+++ Data provided +++

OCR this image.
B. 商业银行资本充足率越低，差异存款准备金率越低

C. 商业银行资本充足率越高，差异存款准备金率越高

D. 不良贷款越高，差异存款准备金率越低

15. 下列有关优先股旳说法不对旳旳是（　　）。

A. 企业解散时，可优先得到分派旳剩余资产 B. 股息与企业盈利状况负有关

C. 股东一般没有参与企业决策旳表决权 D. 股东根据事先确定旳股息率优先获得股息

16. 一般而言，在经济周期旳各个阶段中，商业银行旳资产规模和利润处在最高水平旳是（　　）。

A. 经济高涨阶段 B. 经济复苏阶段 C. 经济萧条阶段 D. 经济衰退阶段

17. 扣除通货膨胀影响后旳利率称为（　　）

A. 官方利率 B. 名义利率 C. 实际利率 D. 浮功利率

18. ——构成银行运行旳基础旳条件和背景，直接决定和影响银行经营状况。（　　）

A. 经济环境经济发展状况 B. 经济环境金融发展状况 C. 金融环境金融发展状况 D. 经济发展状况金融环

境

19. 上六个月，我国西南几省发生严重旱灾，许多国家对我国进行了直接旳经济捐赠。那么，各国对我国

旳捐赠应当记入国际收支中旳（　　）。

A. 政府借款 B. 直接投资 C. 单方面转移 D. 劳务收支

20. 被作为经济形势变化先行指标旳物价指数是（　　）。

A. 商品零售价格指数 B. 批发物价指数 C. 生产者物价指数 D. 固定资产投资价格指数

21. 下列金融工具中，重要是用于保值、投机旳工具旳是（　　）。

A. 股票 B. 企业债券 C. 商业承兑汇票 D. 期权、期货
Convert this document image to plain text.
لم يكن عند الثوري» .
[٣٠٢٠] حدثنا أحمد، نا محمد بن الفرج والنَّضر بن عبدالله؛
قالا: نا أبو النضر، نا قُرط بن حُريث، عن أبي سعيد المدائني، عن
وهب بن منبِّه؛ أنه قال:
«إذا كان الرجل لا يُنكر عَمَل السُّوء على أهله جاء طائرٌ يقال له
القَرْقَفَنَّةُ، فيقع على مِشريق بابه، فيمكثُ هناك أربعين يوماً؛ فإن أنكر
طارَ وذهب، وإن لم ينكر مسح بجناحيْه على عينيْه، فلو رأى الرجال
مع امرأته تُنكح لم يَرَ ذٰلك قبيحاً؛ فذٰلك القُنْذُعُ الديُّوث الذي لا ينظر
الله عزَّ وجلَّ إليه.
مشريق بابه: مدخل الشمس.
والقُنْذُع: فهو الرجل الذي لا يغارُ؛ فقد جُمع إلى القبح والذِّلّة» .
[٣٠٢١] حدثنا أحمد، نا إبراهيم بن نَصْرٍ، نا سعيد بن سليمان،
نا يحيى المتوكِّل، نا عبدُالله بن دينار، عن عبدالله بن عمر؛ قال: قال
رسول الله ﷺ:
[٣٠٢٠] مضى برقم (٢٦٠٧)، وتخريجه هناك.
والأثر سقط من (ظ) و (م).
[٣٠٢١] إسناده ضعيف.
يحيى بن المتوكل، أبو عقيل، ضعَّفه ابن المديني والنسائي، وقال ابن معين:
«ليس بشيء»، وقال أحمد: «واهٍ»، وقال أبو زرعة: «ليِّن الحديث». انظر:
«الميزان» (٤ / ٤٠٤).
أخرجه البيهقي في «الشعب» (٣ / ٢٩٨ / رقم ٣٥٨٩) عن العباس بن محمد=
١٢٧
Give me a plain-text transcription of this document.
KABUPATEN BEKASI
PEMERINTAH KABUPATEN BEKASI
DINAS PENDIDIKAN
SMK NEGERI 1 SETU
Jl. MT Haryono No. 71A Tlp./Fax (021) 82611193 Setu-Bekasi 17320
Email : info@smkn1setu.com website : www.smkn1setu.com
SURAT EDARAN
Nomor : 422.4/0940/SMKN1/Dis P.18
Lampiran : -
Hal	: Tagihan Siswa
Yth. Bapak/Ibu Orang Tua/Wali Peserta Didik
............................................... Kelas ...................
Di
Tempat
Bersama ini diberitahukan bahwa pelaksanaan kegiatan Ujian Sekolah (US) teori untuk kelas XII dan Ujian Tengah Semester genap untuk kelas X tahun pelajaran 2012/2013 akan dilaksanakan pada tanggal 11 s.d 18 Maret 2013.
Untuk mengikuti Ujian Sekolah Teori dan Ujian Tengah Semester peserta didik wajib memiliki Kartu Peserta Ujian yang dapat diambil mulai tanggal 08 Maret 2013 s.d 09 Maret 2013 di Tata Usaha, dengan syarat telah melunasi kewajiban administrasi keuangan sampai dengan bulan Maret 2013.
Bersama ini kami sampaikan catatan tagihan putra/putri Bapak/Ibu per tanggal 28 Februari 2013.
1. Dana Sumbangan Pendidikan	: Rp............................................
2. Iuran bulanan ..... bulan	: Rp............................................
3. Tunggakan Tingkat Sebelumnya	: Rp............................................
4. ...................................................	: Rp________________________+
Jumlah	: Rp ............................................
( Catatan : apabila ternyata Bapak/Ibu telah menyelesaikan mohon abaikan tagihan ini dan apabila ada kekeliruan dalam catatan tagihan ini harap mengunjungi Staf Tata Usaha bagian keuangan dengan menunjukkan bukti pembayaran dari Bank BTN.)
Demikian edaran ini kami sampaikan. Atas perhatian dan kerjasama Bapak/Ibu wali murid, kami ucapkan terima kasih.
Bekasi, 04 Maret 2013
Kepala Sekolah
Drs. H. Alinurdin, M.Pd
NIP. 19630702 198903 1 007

+++

The problem — Find the lines above that include the string "حدثنا" and copy them.

Solution —
[٣٠٢٠] حدثنا أحمد، نا محمد بن الفرج والنَّضر بن عبدالله؛
[٣٠٢١] حدثنا أحمد، نا إبراهيم بن نَصْرٍ، نا سعيد بن سليمان،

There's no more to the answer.